## TASK
Set down all of the data exactly as it appears.
[RECORDS PROVIDED start]
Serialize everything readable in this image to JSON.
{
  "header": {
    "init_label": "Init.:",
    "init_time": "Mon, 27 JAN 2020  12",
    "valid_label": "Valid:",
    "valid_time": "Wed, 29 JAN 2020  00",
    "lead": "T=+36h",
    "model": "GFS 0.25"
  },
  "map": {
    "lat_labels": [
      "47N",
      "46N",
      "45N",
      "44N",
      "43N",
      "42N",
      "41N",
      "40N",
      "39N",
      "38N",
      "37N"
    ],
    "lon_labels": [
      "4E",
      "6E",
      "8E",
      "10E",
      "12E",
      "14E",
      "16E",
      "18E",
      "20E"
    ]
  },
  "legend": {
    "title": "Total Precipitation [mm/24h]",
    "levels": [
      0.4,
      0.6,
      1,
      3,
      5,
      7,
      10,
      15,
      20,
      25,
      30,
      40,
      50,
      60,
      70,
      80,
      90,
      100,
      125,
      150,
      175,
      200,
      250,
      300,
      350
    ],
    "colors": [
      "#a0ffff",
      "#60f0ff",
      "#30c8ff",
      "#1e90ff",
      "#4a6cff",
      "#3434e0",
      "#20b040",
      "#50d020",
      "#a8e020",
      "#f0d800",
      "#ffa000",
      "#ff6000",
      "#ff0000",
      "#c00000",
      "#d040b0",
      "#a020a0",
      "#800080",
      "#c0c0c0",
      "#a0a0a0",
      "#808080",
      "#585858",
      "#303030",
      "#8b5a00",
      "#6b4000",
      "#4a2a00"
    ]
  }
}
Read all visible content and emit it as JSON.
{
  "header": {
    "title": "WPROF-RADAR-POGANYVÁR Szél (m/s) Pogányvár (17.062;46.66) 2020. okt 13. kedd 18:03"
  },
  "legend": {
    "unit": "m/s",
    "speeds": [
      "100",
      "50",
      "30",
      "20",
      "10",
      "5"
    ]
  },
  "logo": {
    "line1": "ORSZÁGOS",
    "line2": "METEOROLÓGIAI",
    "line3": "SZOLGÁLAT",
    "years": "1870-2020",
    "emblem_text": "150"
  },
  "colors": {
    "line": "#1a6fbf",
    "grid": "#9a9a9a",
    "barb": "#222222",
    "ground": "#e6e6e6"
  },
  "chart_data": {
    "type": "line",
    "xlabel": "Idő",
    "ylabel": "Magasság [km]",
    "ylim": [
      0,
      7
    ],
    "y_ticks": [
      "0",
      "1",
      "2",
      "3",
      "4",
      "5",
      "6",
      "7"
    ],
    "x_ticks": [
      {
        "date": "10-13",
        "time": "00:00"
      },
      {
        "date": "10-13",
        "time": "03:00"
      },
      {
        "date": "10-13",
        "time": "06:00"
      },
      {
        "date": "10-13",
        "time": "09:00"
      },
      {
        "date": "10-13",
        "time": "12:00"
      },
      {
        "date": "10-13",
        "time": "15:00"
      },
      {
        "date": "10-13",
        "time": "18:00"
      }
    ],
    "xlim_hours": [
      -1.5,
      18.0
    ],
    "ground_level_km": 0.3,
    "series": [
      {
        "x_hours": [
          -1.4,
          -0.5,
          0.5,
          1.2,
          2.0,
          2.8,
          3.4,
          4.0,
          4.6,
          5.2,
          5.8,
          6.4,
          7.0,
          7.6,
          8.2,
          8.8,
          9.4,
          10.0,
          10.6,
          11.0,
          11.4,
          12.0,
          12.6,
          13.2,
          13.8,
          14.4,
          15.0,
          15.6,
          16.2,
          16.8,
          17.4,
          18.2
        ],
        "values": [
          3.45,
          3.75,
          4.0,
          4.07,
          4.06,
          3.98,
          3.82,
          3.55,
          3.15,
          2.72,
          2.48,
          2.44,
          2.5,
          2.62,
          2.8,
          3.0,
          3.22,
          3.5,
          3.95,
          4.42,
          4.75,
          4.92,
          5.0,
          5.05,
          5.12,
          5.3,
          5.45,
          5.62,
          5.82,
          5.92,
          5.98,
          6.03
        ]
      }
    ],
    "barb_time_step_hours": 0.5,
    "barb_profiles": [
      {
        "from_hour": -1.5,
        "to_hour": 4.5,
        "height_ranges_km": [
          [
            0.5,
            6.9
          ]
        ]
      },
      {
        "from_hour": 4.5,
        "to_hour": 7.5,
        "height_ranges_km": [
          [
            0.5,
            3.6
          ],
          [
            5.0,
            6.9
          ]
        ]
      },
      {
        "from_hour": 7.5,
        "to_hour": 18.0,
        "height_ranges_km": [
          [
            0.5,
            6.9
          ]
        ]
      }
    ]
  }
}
[RECORDS PROVIDED end]
## ANSWER FOR THIS EXERCISE
Serialize everything readable in this image to JSON.
{
  "header": {
    "init_label": "Init.:",
    "init_time": "Mon, 27 JAN 2020  12",
    "valid_label": "Valid:",
    "valid_time": "Wed, 29 JAN 2020  00",
    "lead": "T=+36h",
    "model": "GFS 0.25"
  },
  "map": {
    "lat_labels": [
      "47N",
      "46N",
      "45N",
      "44N",
      "43N",
      "42N",
      "41N",
      "40N",
      "39N",
      "38N",
      "37N"
    ],
    "lon_labels": [
      "4E",
      "6E",
      "8E",
      "10E",
      "12E",
      "14E",
      "16E",
      "18E",
      "20E"
    ]
  },
  "legend": {
    "title": "Total Precipitation [mm/24h]",
    "levels": [
      0.4,
      0.6,
      1,
      3,
      5,
      7,
      10,
      15,
      20,
      25,
      30,
      40,
      50,
      60,
      70,
      80,
      90,
      100,
      125,
      150,
      175,
      200,
      250,
      300,
      350
    ],
    "colors": [
      "#a0ffff",
      "#60f0ff",
      "#30c8ff",
      "#1e90ff",
      "#4a6cff",
      "#3434e0",
      "#20b040",
      "#50d020",
      "#a8e020",
      "#f0d800",
      "#ffa000",
      "#ff6000",
      "#ff0000",
      "#c00000",
      "#d040b0",
      "#a020a0",
      "#800080",
      "#c0c0c0",
      "#a0a0a0",
      "#808080",
      "#585858",
      "#303030",
      "#8b5a00",
      "#6b4000",
      "#4a2a00"
    ]
  }
}
Read all visible content and emit it as JSON.
{
  "header": {
    "title": "WPROF-RADAR-POGANYVÁR Szél (m/s) Pogányvár (17.062;46.66) 2020. okt 13. kedd 18:03"
  },
  "legend": {
    "unit": "m/s",
    "speeds": [
      "100",
      "50",
      "30",
      "20",
      "10",
      "5"
    ]
  },
  "logo": {
    "line1": "ORSZÁGOS",
    "line2": "METEOROLÓGIAI",
    "line3": "SZOLGÁLAT",
    "years": "1870-2020",
    "emblem_text": "150"
  },
  "colors": {
    "line": "#1a6fbf",
    "grid": "#9a9a9a",
    "barb": "#222222",
    "ground": "#e6e6e6"
  },
  "chart_data": {
    "type": "line",
    "xlabel": "Idő",
    "ylabel": "Magasság [km]",
    "ylim": [
      0,
      7
    ],
    "y_ticks": [
      "0",
      "1",
      "2",
      "3",
      "4",
      "5",
      "6",
      "7"
    ],
    "x_ticks": [
      {
        "date": "10-13",
        "time": "00:00"
      },
      {
        "date": "10-13",
        "time": "03:00"
      },
      {
        "date": "10-13",
        "time": "06:00"
      },
      {
        "date": "10-13",
        "time": "09:00"
      },
      {
        "date": "10-13",
        "time": "12:00"
      },
      {
        "date": "10-13",
        "time": "15:00"
      },
      {
        "date": "10-13",
        "time": "18:00"
      }
    ],
    "xlim_hours": [
      -1.5,
      18.0
    ],
    "ground_level_km": 0.3,
    "series": [
      {
        "x_hours": [
          -1.4,
          -0.5,
          0.5,
          1.2,
          2.0,
          2.8,
          3.4,
          4.0,
          4.6,
          5.2,
          5.8,
          6.4,
          7.0,
          7.6,
          8.2,
          8.8,
          9.4,
          10.0,
          10.6,
          11.0,
          11.4,
          12.0,
          12.6,
          13.2,
          13.8,
          14.4,
          15.0,
          15.6,
          16.2,
          16.8,
          17.4,
          18.2
        ],
        "values": [
          3.45,
          3.75,
          4.0,
          4.07,
          4.06,
          3.98,
          3.82,
          3.55,
          3.15,
          2.72,
          2.48,
          2.44,
          2.5,
          2.62,
          2.8,
          3.0,
          3.22,
          3.5,
          3.95,
          4.42,
          4.75,
          4.92,
          5.0,
          5.05,
          5.12,
          5.3,
          5.45,
          5.62,
          5.82,
          5.92,
          5.98,
          6.03
        ]
      }
    ],
    "barb_time_step_hours": 0.5,
    "barb_profiles": [
      {
        "from_hour": -1.5,
        "to_hour": 4.5,
        "height_ranges_km": [
          [
            0.5,
            6.9
          ]
        ]
      },
      {
        "from_hour": 4.5,
        "to_hour": 7.5,
        "height_ranges_km": [
          [
            0.5,
            3.6
          ],
          [
            5.0,
            6.9
          ]
        ]
      },
      {
        "from_hour": 7.5,
        "to_hour": 18.0,
        "height_ranges_km": [
          [
            0.5,
            6.9
          ]
        ]
      }
    ]
  }
}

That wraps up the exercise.